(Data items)
>> Begin
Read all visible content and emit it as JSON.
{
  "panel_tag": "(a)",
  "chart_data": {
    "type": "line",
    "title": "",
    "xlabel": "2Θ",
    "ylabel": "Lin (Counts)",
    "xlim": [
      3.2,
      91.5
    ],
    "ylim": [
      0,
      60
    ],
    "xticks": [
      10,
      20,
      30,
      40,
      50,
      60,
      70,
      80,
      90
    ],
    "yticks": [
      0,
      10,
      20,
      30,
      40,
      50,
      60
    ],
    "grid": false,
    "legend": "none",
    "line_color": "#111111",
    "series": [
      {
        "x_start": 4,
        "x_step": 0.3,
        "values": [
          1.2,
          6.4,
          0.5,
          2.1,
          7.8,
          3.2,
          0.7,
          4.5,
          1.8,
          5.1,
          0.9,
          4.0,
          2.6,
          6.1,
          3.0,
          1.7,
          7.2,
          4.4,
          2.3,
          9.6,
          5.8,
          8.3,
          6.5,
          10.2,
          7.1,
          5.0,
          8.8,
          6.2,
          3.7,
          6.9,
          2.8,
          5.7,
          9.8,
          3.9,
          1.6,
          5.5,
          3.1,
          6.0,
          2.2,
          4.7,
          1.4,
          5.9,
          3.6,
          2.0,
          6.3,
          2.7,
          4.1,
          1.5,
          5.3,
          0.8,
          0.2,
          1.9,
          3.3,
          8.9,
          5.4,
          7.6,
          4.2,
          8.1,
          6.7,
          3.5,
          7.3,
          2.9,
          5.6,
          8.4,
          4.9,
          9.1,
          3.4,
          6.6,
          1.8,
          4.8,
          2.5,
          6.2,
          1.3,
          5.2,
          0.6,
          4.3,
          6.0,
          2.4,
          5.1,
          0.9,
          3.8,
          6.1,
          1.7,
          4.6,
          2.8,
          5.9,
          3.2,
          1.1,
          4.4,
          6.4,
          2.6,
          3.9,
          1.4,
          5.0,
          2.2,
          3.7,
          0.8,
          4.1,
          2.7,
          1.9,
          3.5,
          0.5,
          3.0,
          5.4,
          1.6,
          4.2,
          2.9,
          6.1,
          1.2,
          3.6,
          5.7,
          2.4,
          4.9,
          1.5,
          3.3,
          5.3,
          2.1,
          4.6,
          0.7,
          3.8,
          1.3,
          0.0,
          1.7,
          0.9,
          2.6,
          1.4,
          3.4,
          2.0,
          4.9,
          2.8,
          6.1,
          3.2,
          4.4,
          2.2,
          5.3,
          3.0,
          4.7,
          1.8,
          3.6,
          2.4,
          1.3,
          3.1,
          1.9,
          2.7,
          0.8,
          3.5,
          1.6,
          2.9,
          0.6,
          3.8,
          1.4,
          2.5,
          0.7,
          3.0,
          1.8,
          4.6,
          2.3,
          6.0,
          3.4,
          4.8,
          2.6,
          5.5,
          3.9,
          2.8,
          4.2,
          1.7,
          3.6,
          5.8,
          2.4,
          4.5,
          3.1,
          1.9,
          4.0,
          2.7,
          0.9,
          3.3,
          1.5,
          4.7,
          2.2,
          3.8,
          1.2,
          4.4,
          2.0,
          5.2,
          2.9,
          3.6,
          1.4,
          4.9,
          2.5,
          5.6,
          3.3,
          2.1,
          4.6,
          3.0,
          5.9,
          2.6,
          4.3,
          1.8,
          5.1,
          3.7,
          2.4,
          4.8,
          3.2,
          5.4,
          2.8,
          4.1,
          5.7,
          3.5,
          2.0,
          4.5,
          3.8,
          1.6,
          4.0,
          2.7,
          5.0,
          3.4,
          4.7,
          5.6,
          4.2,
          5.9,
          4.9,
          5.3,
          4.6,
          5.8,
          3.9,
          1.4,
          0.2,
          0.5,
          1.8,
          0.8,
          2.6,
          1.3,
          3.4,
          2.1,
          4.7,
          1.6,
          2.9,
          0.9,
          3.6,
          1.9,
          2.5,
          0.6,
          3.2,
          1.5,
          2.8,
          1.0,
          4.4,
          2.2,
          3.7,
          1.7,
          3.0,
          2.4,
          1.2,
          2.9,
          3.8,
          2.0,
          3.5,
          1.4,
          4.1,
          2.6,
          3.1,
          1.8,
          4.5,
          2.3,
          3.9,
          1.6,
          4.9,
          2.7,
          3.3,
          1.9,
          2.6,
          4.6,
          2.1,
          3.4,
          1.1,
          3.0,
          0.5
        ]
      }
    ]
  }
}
>> End
>> Begin
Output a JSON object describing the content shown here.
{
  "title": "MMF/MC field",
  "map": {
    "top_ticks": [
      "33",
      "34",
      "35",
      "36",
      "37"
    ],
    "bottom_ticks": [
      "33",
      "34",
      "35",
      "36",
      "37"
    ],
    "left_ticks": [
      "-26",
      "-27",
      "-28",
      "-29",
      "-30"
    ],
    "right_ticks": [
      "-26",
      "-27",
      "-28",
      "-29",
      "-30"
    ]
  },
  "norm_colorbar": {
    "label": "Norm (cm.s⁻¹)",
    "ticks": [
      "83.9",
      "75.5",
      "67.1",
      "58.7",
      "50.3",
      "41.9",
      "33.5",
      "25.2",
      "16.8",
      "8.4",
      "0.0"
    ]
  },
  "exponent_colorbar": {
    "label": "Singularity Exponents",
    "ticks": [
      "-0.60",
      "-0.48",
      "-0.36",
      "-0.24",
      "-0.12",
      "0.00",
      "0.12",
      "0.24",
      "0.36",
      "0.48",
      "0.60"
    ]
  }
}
>> End
Gather each line from the listing above that holds "content".

Finished task:
Read all visible content and emit it as JSON.
Output a JSON object describing the content shown here.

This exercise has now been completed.